** begin PASSAGE TO READ **
The one thing I always do for the past 14 years is I give my niece a unique ornament every year 
for her mother to put away til she's on her own. 
She'll have quite a starter collection and keepsake by then.

It's what my grandmother started with me. 
I have no kids, so I passed it on to niece.


----------



## Alix (Nov 3, 2008)

OOPS! I totally forgot to mention my theme is "early handmedown" with a touch of "make sure the dog/cat won't die if he eats it". LOL, we have no theme. I am decoratively impaired and we just toss things willy nilly til it looks like the Christmas elves threw up on our living room.


----------



## kadesma (Nov 3, 2008)

I love Christmas and enjoy putting up my tree. My oldest daughter always comes and helps with the lights and setting out my angels..My tree is done in silver and gold, crystals, the only colors would be the robes on the angels, we have a lot of balls that are mirrors, lots of icycles and white lights...My dinning room buffet is white and silver  ...I do this mostly for the little ones, you should see the ooo's and ahs when they see it the first time. It's as if it's brand new and you don't mind the work so much. Dh is a darling about helping take it all down so I don't mind and after being sick and wondering if I would even put up a tree last year, I'm looking forward to this year...I'm wishing everyone some joy and peace and a quiet evening just looking at your tree and the flickering lights and remembering how it was when we were children.

kadesma


----------



## pdswife (Nov 3, 2008)
** end PASSAGE TO READ **
▸ **TASKS**:
#1 Write out the part of the Christmas decorating thread between "The one thing" and "on to niece.", inclusive.
#2 In the Christmas decorating thread, what colors is kadesma's tree done in?
** begin DATASET EXCERPTS **
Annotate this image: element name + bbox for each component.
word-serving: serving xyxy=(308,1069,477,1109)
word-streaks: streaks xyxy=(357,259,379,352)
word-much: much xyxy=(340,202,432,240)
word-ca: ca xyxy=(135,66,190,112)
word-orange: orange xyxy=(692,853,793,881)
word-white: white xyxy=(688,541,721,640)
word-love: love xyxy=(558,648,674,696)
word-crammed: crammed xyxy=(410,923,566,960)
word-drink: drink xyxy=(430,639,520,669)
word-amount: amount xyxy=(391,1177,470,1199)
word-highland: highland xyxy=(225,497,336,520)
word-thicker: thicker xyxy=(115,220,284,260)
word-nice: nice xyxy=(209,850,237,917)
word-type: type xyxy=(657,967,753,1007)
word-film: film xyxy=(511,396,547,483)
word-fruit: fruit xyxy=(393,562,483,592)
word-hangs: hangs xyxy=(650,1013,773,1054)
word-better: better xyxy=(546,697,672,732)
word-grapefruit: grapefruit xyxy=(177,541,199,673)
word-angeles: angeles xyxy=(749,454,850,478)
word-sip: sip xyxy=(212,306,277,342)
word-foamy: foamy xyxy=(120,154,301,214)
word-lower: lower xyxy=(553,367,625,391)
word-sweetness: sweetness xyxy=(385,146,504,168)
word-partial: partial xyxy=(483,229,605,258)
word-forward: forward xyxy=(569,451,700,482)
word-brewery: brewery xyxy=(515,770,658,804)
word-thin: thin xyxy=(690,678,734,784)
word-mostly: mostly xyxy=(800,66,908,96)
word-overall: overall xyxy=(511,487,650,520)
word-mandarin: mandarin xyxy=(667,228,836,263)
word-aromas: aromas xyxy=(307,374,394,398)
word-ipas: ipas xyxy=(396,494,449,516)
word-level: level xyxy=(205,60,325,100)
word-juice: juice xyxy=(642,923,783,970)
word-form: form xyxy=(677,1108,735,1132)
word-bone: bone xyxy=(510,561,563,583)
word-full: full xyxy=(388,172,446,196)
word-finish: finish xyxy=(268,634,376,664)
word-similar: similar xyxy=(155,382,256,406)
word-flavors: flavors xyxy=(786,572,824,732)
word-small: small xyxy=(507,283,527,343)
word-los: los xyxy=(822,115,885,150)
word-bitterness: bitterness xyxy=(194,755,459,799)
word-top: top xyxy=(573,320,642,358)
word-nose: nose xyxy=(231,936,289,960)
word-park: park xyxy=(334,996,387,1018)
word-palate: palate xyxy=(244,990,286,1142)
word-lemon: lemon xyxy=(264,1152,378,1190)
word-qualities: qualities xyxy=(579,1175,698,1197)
** end DATASET EXCERPTS **
▸ **RESPONSE LIST**:
#1
The one thing I always do for the past 14 years is I give my niece a unique ornament every year 
for her mother to put away til she's on her own. 
She'll have quite a starter collection and keepsake by then.

It's what my grandmother started with me. 
I have no kids, so I passed it on to niece.

#2 Silver and gold.